### Text shown
:::::
And while it’s occasionally a point of criticism, Savannah’s lucky to have been graced by those residents who spend their time here making and sharing beautiful things that will permanently impact the way we think about art and our community.

They may leave, but our cultural landscape would never be the same without them.

Rachael Perisho is one such creator. The SCAD Painting alum and musician in mumbledust and Heavy Boots will move to Portland at the end of the month after eight years as a Savannahian.

In her time here, she’s created gorgeous artworks and displayed them in local galleries, lent her voice and musical abilities to a variety of projects, and created her own unique, decidedly Southern gothic take on folk music.

Right now, it’s time for a change. But before the lifelong Southerner treks west, she’ll play one last local show, celebrating the release of a new Heavy Boots cassette, Sister Lives.
:::::
### Given data
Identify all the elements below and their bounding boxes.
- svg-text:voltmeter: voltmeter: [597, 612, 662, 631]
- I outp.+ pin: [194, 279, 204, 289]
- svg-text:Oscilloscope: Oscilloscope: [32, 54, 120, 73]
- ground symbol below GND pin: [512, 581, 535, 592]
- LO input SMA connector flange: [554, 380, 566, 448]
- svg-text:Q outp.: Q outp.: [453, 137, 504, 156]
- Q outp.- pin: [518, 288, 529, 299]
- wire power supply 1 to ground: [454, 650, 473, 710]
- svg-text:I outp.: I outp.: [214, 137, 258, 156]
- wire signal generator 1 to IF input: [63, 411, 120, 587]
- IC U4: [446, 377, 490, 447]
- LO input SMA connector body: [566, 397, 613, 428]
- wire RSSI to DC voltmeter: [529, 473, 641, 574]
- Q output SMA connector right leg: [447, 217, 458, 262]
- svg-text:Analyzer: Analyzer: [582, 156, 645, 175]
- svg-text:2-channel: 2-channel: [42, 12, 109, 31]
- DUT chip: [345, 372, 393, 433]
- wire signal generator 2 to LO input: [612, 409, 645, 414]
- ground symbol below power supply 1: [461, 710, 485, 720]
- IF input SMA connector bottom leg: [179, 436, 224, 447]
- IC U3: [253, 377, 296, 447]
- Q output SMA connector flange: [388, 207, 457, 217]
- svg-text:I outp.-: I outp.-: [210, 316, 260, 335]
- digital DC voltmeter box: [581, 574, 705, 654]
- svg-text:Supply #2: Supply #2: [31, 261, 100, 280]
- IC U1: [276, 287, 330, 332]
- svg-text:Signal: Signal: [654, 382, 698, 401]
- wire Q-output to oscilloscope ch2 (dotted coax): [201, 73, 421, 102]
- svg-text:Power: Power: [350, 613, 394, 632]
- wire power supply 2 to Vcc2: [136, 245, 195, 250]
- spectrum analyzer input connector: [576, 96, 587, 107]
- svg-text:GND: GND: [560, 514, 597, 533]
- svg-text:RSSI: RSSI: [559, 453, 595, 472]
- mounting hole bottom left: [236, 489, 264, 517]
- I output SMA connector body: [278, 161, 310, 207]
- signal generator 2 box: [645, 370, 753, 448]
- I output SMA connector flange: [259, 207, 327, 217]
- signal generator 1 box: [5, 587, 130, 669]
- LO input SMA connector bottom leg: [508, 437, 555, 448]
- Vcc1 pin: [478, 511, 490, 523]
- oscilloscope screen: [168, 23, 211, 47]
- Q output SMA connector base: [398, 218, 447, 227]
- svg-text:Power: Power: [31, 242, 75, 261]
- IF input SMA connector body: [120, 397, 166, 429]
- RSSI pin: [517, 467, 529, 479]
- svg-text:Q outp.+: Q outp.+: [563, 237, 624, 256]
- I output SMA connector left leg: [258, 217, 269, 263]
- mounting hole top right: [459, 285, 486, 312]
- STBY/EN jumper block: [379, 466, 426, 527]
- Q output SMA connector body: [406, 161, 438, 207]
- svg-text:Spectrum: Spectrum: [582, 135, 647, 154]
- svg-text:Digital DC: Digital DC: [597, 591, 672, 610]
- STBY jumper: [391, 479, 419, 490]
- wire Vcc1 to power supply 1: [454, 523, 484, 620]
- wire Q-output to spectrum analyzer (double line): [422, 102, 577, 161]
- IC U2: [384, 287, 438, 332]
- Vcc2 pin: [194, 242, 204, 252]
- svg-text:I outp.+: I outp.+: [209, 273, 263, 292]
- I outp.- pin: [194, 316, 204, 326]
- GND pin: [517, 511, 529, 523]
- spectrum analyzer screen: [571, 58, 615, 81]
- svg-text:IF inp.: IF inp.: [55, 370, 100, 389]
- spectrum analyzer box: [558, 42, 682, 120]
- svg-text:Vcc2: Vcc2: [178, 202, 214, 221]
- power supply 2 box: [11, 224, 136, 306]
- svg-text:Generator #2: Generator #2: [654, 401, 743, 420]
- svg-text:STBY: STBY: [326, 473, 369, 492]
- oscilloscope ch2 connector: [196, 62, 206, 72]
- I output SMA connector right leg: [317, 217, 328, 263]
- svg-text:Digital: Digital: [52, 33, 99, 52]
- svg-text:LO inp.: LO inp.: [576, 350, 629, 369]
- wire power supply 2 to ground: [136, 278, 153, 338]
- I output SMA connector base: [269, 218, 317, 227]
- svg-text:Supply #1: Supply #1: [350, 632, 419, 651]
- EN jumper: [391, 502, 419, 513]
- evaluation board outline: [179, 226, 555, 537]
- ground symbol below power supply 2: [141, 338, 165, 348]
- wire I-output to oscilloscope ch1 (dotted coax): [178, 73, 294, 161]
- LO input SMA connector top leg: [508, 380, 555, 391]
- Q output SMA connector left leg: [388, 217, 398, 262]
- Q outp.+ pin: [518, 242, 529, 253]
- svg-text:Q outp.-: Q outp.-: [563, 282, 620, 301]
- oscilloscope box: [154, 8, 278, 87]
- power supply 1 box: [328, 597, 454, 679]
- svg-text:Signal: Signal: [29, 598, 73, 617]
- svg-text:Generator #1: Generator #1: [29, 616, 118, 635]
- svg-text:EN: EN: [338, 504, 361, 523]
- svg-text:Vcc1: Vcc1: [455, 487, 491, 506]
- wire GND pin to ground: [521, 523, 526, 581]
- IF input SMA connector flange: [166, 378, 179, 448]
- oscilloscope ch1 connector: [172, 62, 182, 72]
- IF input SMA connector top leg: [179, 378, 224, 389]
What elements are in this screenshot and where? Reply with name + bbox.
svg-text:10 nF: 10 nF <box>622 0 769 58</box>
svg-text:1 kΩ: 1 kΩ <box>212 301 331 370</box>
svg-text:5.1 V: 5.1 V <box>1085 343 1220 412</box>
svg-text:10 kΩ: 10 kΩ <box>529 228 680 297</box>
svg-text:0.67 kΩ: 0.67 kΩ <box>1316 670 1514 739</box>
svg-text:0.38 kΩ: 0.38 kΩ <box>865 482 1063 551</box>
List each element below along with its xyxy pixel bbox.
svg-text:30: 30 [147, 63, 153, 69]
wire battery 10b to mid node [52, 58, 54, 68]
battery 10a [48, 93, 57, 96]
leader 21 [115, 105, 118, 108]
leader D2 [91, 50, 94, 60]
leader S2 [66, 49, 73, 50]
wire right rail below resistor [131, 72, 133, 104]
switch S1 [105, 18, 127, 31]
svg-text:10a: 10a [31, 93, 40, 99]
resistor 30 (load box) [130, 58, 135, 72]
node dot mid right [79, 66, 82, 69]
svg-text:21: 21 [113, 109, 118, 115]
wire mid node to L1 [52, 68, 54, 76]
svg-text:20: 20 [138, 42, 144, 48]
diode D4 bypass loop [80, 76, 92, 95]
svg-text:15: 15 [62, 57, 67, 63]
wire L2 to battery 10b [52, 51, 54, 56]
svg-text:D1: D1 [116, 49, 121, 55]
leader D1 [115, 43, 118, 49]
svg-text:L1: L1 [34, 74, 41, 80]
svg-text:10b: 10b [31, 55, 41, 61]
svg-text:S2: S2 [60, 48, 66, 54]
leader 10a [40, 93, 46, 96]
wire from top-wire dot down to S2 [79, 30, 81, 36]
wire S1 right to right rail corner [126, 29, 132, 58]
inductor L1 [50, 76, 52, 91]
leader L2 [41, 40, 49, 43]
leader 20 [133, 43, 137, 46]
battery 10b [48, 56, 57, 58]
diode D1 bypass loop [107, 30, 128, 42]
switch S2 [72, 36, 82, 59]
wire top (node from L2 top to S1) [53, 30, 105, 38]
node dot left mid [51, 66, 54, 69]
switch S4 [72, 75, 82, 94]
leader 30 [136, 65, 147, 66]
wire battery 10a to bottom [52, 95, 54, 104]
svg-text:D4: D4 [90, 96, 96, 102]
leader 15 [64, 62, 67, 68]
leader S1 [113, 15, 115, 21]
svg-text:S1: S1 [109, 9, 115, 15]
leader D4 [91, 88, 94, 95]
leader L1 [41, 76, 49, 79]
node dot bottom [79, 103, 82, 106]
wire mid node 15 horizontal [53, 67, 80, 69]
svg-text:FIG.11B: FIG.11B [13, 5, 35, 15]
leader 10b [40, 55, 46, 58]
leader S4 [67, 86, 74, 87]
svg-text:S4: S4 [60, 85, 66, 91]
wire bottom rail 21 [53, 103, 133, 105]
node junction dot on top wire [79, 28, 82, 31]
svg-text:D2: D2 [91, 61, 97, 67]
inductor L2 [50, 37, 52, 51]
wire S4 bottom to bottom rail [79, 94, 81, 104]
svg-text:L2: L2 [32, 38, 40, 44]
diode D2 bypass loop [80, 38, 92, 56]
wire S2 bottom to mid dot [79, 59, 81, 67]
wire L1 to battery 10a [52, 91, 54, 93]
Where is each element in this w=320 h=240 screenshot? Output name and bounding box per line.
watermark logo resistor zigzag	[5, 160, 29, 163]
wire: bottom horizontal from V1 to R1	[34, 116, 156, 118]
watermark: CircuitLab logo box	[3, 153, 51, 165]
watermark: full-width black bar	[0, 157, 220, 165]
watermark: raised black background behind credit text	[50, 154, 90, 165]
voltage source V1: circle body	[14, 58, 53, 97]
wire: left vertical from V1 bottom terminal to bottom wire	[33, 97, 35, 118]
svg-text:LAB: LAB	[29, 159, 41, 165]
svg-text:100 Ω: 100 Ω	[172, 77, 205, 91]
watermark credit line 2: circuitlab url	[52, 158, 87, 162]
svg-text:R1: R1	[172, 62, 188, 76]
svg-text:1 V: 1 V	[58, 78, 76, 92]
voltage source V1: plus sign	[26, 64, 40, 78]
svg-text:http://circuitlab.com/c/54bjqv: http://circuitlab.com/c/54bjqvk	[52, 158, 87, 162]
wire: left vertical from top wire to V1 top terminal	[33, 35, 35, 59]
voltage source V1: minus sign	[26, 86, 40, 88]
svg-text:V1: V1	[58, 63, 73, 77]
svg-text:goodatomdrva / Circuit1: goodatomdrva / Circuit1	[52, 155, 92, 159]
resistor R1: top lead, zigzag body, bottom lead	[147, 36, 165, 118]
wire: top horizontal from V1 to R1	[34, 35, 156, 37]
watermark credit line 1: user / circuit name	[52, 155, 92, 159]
:::::
### Work to complete
[1] From the text about Rachael Perisho, extract the passage from "They may leave, but" to "cassette, Sister Lives.".
[2] According to the text about Rachael Perisho, how long has she lived in Savannah?
The listing bears no relation to the text about Rachael Perisho.

### Worked solutions
[1]
They may leave, but our cultural landscape would never be the same without them.

Rachael Perisho is one such creator. The SCAD Painting alum and musician in mumbledust and Heavy Boots will move to Portland at the end of the month after eight years as a Savannahian.

In her time here, she’s created gorgeous artworks and displayed them in local galleries, lent her voice and musical abilities to a variety of projects, and created her own unique, decidedly Southern gothic take on folk music.

Right now, it’s time for a change. But before the lifelong Southerner treks west, she’ll play one last local show, celebrating the release of a new Heavy Boots cassette, Sister Lives.

[2] Eight years.